▶ Rows from a dataset
..........

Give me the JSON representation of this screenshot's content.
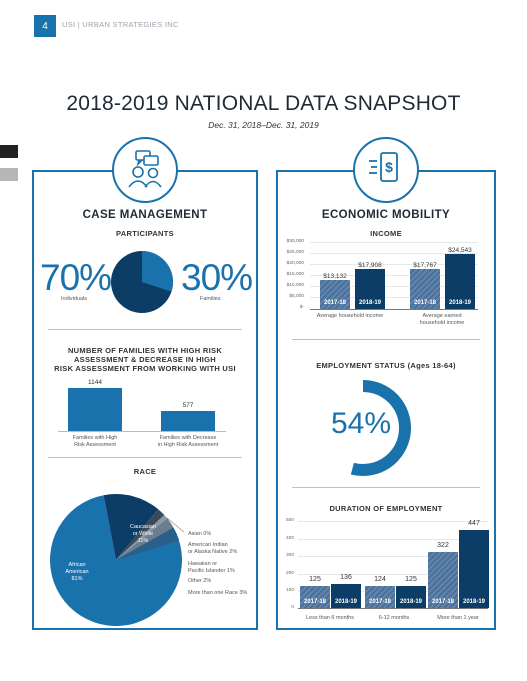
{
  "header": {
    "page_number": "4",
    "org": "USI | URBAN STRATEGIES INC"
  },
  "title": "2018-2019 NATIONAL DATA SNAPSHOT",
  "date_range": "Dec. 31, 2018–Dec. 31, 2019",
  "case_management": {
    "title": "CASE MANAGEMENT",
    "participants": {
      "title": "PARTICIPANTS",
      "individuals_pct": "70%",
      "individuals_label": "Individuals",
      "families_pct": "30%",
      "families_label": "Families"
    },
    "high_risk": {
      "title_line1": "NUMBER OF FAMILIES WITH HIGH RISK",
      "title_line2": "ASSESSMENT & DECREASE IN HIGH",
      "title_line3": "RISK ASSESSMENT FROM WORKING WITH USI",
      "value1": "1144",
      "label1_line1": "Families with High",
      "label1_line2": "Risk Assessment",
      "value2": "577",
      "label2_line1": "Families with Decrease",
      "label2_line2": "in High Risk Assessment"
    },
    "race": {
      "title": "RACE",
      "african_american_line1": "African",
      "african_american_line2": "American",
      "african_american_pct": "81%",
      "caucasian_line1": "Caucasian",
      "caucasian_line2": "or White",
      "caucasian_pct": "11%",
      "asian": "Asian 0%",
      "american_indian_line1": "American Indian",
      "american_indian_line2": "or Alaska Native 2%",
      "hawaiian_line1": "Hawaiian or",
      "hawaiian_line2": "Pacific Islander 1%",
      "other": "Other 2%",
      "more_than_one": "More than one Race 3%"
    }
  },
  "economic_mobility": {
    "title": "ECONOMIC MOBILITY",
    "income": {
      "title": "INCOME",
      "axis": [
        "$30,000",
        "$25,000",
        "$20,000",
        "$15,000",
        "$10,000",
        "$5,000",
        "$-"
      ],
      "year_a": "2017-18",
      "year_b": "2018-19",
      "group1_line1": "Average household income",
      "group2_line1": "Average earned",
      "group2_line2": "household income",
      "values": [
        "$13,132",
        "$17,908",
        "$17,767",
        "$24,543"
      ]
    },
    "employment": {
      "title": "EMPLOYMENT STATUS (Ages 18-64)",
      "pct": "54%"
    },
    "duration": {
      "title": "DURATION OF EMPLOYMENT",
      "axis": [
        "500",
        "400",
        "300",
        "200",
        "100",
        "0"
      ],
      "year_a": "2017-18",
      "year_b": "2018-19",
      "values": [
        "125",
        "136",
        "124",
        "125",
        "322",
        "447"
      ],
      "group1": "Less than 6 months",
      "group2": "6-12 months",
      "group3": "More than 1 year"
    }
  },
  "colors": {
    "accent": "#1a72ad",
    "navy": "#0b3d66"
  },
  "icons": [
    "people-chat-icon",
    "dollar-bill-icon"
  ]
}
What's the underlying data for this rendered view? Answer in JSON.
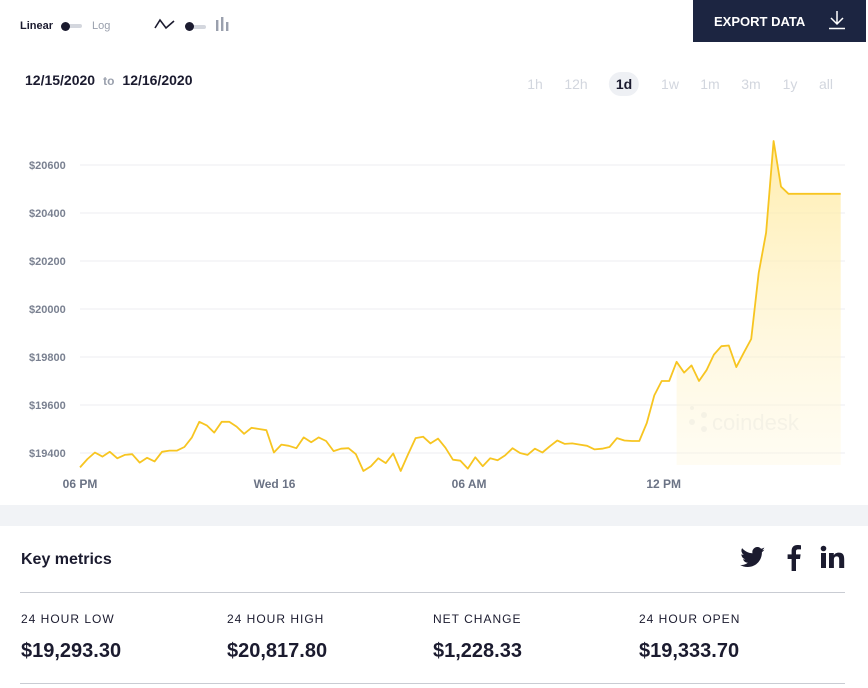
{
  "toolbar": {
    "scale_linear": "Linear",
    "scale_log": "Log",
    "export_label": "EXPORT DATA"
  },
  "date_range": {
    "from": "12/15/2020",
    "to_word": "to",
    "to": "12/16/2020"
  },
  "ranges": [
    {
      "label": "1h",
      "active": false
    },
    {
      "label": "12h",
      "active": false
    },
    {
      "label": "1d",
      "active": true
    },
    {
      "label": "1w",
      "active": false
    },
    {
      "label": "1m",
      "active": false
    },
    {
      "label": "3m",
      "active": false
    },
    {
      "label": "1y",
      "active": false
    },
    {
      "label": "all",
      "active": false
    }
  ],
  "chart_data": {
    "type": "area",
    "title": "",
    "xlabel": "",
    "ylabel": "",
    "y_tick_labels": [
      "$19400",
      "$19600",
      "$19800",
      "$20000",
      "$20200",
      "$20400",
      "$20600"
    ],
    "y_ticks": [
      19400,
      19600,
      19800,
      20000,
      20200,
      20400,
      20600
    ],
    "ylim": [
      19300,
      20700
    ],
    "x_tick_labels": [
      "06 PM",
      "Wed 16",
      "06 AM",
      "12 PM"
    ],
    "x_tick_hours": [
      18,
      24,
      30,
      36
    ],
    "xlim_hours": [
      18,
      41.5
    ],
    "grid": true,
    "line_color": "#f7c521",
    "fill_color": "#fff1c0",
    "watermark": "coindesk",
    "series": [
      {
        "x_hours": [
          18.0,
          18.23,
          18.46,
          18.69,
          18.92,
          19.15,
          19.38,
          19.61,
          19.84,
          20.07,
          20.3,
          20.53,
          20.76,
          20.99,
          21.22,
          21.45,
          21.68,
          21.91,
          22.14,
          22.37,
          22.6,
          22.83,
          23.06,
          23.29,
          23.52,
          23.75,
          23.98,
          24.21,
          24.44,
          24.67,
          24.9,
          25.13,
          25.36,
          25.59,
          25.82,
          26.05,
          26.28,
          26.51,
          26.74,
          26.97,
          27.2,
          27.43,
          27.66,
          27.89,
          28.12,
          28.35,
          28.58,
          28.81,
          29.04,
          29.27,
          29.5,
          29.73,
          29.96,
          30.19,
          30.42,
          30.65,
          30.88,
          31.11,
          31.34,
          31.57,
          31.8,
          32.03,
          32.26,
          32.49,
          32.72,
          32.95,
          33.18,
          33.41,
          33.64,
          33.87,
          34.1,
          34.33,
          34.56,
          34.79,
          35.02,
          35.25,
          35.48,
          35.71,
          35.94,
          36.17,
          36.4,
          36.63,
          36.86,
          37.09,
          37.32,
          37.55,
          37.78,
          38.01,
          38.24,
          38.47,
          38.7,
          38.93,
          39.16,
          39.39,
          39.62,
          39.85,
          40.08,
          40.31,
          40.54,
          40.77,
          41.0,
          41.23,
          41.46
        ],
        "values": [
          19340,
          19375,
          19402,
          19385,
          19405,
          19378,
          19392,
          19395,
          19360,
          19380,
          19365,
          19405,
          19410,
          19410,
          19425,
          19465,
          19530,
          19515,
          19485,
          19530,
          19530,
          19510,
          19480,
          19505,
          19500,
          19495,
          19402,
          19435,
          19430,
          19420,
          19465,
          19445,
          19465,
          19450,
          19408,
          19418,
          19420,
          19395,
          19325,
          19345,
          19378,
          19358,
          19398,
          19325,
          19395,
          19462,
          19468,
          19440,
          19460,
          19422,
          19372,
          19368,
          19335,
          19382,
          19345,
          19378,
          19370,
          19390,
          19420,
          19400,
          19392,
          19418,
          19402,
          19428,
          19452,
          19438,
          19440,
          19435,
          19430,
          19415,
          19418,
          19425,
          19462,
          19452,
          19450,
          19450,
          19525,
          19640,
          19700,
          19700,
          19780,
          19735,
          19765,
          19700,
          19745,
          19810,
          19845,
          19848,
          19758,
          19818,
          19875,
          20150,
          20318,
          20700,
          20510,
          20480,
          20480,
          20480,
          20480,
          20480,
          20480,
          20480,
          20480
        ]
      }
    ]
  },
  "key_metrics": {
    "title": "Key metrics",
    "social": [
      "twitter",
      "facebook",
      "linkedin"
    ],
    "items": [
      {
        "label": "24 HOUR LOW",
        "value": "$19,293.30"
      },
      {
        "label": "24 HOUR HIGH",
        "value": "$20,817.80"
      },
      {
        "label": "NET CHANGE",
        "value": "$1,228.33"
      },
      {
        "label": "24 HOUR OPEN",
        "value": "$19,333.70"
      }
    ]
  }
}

..........

Retype the records exactly. Any image in them should not appear in what you write.

Give me the JSON representation of this screenshot's content.
{
  "header": {
    "page_number": "4",
    "org": "USI | URBAN STRATEGIES INC"
  },
  "title": "2018-2019 NATIONAL DATA SNAPSHOT",
  "date_range": "Dec. 31, 2018–Dec. 31, 2019",
  "case_management": {
    "title": "CASE MANAGEMENT",
    "participants": {
      "title": "PARTICIPANTS",
      "individuals_pct": "70%",
      "individuals_label": "Individuals",
      "families_pct": "30%",
      "families_label": "Families"
    },
    "high_risk": {
      "title_line1": "NUMBER OF FAMILIES WITH HIGH RISK",
      "title_line2": "ASSESSMENT & DECREASE IN HIGH",
      "title_line3": "RISK ASSESSMENT FROM WORKING WITH USI",
      "value1": "1144",
      "label1_line1": "Families with High",
      "label1_line2": "Risk Assessment",
      "value2": "577",
      "label2_line1": "Families with Decrease",
      "label2_line2": "in High Risk Assessment"
    },
    "race": {
      "title": "RACE",
      "african_american_line1": "African",
      "african_american_line2": "American",
      "african_american_pct": "81%",
      "caucasian_line1": "Caucasian",
      "caucasian_line2": "or White",
      "caucasian_pct": "11%",
      "asian": "Asian 0%",
      "american_indian_line1": "American Indian",
      "american_indian_line2": "or Alaska Native 2%",
      "hawaiian_line1": "Hawaiian or",
      "hawaiian_line2": "Pacific Islander 1%",
      "other": "Other 2%",
      "more_than_one": "More than one Race 3%"
    }
  },
  "economic_mobility": {
    "title": "ECONOMIC MOBILITY",
    "income": {
      "title": "INCOME",
      "axis": [
        "$30,000",
        "$25,000",
        "$20,000",
        "$15,000",
        "$10,000",
        "$5,000",
        "$-"
      ],
      "year_a": "2017-18",
      "year_b": "2018-19",
      "group1_line1": "Average household income",
      "group2_line1": "Average earned",
      "group2_line2": "household income",
      "values": [
        "$13,132",
        "$17,908",
        "$17,767",
        "$24,543"
      ]
    },
    "employment": {
      "title": "EMPLOYMENT STATUS (Ages 18-64)",
      "pct": "54%"
    },
    "duration": {
      "title": "DURATION OF EMPLOYMENT",
      "axis": [
        "500",
        "400",
        "300",
        "200",
        "100",
        "0"
      ],
      "year_a": "2017-18",
      "year_b": "2018-19",
      "values": [
        "125",
        "136",
        "124",
        "125",
        "322",
        "447"
      ],
      "group1": "Less than 6 months",
      "group2": "6-12 months",
      "group3": "More than 1 year"
    }
  },
  "colors": {
    "accent": "#1a72ad",
    "navy": "#0b3d66"
  },
  "icons": [
    "people-chat-icon",
    "dollar-bill-icon"
  ]
}
What's the underlying data for this rendered view? Answer in JSON.
{
  "toolbar": {
    "scale_linear": "Linear",
    "scale_log": "Log",
    "export_label": "EXPORT DATA"
  },
  "date_range": {
    "from": "12/15/2020",
    "to_word": "to",
    "to": "12/16/2020"
  },
  "ranges": [
    {
      "label": "1h",
      "active": false
    },
    {
      "label": "12h",
      "active": false
    },
    {
      "label": "1d",
      "active": true
    },
    {
      "label": "1w",
      "active": false
    },
    {
      "label": "1m",
      "active": false
    },
    {
      "label": "3m",
      "active": false
    },
    {
      "label": "1y",
      "active": false
    },
    {
      "label": "all",
      "active": false
    }
  ],
  "chart_data": {
    "type": "area",
    "title": "",
    "xlabel": "",
    "ylabel": "",
    "y_tick_labels": [
      "$19400",
      "$19600",
      "$19800",
      "$20000",
      "$20200",
      "$20400",
      "$20600"
    ],
    "y_ticks": [
      19400,
      19600,
      19800,
      20000,
      20200,
      20400,
      20600
    ],
    "ylim": [
      19300,
      20700
    ],
    "x_tick_labels": [
      "06 PM",
      "Wed 16",
      "06 AM",
      "12 PM"
    ],
    "x_tick_hours": [
      18,
      24,
      30,
      36
    ],
    "xlim_hours": [
      18,
      41.5
    ],
    "grid": true,
    "line_color": "#f7c521",
    "fill_color": "#fff1c0",
    "watermark": "coindesk",
    "series": [
      {
        "x_hours": [
          18.0,
          18.23,
          18.46,
          18.69,
          18.92,
          19.15,
          19.38,
          19.61,
          19.84,
          20.07,
          20.3,
          20.53,
          20.76,
          20.99,
          21.22,
          21.45,
          21.68,
          21.91,
          22.14,
          22.37,
          22.6,
          22.83,
          23.06,
          23.29,
          23.52,
          23.75,
          23.98,
          24.21,
          24.44,
          24.67,
          24.9,
          25.13,
          25.36,
          25.59,
          25.82,
          26.05,
          26.28,
          26.51,
          26.74,
          26.97,
          27.2,
          27.43,
          27.66,
          27.89,
          28.12,
          28.35,
          28.58,
          28.81,
          29.04,
          29.27,
          29.5,
          29.73,
          29.96,
          30.19,
          30.42,
          30.65,
          30.88,
          31.11,
          31.34,
          31.57,
          31.8,
          32.03,
          32.26,
          32.49,
          32.72,
          32.95,
          33.18,
          33.41,
          33.64,
          33.87,
          34.1,
          34.33,
          34.56,
          34.79,
          35.02,
          35.25,
          35.48,
          35.71,
          35.94,
          36.17,
          36.4,
          36.63,
          36.86,
          37.09,
          37.32,
          37.55,
          37.78,
          38.01,
          38.24,
          38.47,
          38.7,
          38.93,
          39.16,
          39.39,
          39.62,
          39.85,
          40.08,
          40.31,
          40.54,
          40.77,
          41.0,
          41.23,
          41.46
        ],
        "values": [
          19340,
          19375,
          19402,
          19385,
          19405,
          19378,
          19392,
          19395,
          19360,
          19380,
          19365,
          19405,
          19410,
          19410,
          19425,
          19465,
          19530,
          19515,
          19485,
          19530,
          19530,
          19510,
          19480,
          19505,
          19500,
          19495,
          19402,
          19435,
          19430,
          19420,
          19465,
          19445,
          19465,
          19450,
          19408,
          19418,
          19420,
          19395,
          19325,
          19345,
          19378,
          19358,
          19398,
          19325,
          19395,
          19462,
          19468,
          19440,
          19460,
          19422,
          19372,
          19368,
          19335,
          19382,
          19345,
          19378,
          19370,
          19390,
          19420,
          19400,
          19392,
          19418,
          19402,
          19428,
          19452,
          19438,
          19440,
          19435,
          19430,
          19415,
          19418,
          19425,
          19462,
          19452,
          19450,
          19450,
          19525,
          19640,
          19700,
          19700,
          19780,
          19735,
          19765,
          19700,
          19745,
          19810,
          19845,
          19848,
          19758,
          19818,
          19875,
          20150,
          20318,
          20700,
          20510,
          20480,
          20480,
          20480,
          20480,
          20480,
          20480,
          20480,
          20480
        ]
      }
    ]
  },
  "key_metrics": {
    "title": "Key metrics",
    "social": [
      "twitter",
      "facebook",
      "linkedin"
    ],
    "items": [
      {
        "label": "24 HOUR LOW",
        "value": "$19,293.30"
      },
      {
        "label": "24 HOUR HIGH",
        "value": "$20,817.80"
      },
      {
        "label": "NET CHANGE",
        "value": "$1,228.33"
      },
      {
        "label": "24 HOUR OPEN",
        "value": "$19,333.70"
      }
    ]
  }
}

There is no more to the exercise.